[Source data]

....

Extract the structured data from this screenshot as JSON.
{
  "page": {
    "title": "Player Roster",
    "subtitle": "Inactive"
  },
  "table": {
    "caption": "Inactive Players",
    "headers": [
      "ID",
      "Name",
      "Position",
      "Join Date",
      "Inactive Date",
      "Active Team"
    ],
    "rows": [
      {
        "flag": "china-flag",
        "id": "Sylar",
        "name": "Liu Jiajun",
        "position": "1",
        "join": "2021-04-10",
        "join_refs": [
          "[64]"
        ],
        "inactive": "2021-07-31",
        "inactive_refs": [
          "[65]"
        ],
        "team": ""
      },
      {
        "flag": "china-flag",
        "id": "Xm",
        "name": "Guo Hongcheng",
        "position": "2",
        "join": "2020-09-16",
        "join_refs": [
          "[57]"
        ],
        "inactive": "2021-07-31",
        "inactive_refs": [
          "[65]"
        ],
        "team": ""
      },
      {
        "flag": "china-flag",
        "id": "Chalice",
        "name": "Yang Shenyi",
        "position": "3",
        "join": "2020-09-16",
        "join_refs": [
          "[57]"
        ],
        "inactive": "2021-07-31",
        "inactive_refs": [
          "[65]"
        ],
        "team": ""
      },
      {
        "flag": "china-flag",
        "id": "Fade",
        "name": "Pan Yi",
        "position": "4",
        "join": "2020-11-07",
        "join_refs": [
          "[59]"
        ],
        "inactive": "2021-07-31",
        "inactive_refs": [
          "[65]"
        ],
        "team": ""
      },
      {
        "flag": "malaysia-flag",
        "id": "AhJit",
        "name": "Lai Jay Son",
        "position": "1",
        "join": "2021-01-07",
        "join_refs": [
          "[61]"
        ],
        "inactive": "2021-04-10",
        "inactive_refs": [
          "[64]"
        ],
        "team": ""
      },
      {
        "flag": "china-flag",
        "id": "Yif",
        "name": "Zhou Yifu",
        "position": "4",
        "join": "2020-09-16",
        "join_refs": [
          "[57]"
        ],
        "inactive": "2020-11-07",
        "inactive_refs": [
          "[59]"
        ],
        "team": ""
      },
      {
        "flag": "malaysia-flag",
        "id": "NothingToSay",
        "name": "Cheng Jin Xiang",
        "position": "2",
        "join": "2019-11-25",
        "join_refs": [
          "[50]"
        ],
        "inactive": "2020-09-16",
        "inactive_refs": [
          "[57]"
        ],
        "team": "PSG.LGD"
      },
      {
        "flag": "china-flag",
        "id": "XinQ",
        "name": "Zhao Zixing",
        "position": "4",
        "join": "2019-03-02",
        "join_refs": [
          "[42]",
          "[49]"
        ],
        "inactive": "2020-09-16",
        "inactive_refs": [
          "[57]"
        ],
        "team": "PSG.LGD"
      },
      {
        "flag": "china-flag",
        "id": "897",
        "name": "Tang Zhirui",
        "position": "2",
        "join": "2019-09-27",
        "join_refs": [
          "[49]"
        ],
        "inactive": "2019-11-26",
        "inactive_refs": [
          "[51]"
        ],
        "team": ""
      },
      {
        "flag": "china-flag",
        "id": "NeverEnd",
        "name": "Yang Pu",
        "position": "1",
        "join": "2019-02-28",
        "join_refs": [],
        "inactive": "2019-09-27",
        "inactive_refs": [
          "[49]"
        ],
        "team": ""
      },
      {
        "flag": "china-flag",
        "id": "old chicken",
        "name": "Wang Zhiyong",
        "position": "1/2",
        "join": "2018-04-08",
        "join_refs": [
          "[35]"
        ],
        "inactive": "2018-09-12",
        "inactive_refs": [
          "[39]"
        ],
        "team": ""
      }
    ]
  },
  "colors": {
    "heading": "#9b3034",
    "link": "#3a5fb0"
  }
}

....

• TASK DIRECTIONS
Copy all the records above precisely.

• EXERCISE OUTPUT
Extract the structured data from this screenshot as JSON.
{
  "page": {
    "title": "Player Roster",
    "subtitle": "Inactive"
  },
  "table": {
    "caption": "Inactive Players",
    "headers": [
      "ID",
      "Name",
      "Position",
      "Join Date",
      "Inactive Date",
      "Active Team"
    ],
    "rows": [
      {
        "flag": "china-flag",
        "id": "Sylar",
        "name": "Liu Jiajun",
        "position": "1",
        "join": "2021-04-10",
        "join_refs": [
          "[64]"
        ],
        "inactive": "2021-07-31",
        "inactive_refs": [
          "[65]"
        ],
        "team": ""
      },
      {
        "flag": "china-flag",
        "id": "Xm",
        "name": "Guo Hongcheng",
        "position": "2",
        "join": "2020-09-16",
        "join_refs": [
          "[57]"
        ],
        "inactive": "2021-07-31",
        "inactive_refs": [
          "[65]"
        ],
        "team": ""
      },
      {
        "flag": "china-flag",
        "id": "Chalice",
        "name": "Yang Shenyi",
        "position": "3",
        "join": "2020-09-16",
        "join_refs": [
          "[57]"
        ],
        "inactive": "2021-07-31",
        "inactive_refs": [
          "[65]"
        ],
        "team": ""
      },
      {
        "flag": "china-flag",
        "id": "Fade",
        "name": "Pan Yi",
        "position": "4",
        "join": "2020-11-07",
        "join_refs": [
          "[59]"
        ],
        "inactive": "2021-07-31",
        "inactive_refs": [
          "[65]"
        ],
        "team": ""
      },
      {
        "flag": "malaysia-flag",
        "id": "AhJit",
        "name": "Lai Jay Son",
        "position": "1",
        "join": "2021-01-07",
        "join_refs": [
          "[61]"
        ],
        "inactive": "2021-04-10",
        "inactive_refs": [
          "[64]"
        ],
        "team": ""
      },
      {
        "flag": "china-flag",
        "id": "Yif",
        "name": "Zhou Yifu",
        "position": "4",
        "join": "2020-09-16",
        "join_refs": [
          "[57]"
        ],
        "inactive": "2020-11-07",
        "inactive_refs": [
          "[59]"
        ],
        "team": ""
      },
      {
        "flag": "malaysia-flag",
        "id": "NothingToSay",
        "name": "Cheng Jin Xiang",
        "position": "2",
        "join": "2019-11-25",
        "join_refs": [
          "[50]"
        ],
        "inactive": "2020-09-16",
        "inactive_refs": [
          "[57]"
        ],
        "team": "PSG.LGD"
      },
      {
        "flag": "china-flag",
        "id": "XinQ",
        "name": "Zhao Zixing",
        "position": "4",
        "join": "2019-03-02",
        "join_refs": [
          "[42]",
          "[49]"
        ],
        "inactive": "2020-09-16",
        "inactive_refs": [
          "[57]"
        ],
        "team": "PSG.LGD"
      },
      {
        "flag": "china-flag",
        "id": "897",
        "name": "Tang Zhirui",
        "position": "2",
        "join": "2019-09-27",
        "join_refs": [
          "[49]"
        ],
        "inactive": "2019-11-26",
        "inactive_refs": [
          "[51]"
        ],
        "team": ""
      },
      {
        "flag": "china-flag",
        "id": "NeverEnd",
        "name": "Yang Pu",
        "position": "1",
        "join": "2019-02-28",
        "join_refs": [],
        "inactive": "2019-09-27",
        "inactive_refs": [
          "[49]"
        ],
        "team": ""
      },
      {
        "flag": "china-flag",
        "id": "old chicken",
        "name": "Wang Zhiyong",
        "position": "1/2",
        "join": "2018-04-08",
        "join_refs": [
          "[35]"
        ],
        "inactive": "2018-09-12",
        "inactive_refs": [
          "[39]"
        ],
        "team": ""
      }
    ]
  },
  "colors": {
    "heading": "#9b3034",
    "link": "#3a5fb0"
  }
}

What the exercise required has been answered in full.